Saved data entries
((

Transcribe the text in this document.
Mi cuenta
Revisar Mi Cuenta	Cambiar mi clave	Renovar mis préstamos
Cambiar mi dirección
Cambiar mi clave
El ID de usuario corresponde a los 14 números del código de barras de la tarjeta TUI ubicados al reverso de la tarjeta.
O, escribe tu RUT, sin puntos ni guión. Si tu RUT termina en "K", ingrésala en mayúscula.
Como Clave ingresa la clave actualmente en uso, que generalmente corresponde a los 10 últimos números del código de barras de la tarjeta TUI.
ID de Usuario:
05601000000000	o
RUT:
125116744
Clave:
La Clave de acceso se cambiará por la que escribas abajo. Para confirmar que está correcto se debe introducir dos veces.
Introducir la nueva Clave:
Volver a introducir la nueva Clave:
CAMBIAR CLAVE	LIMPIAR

))

* [Job]: Display every line of the listing that contains the string "números".

* [Answer below]:
El ID de usuario corresponde a los 14 números del código de barras de la tarjeta TUI ubicados al reverso de la tarjeta.
Como Clave ingresa la clave actualmente en uso, que generalmente corresponde a los 10 últimos números del código de barras de la tarjeta TUI.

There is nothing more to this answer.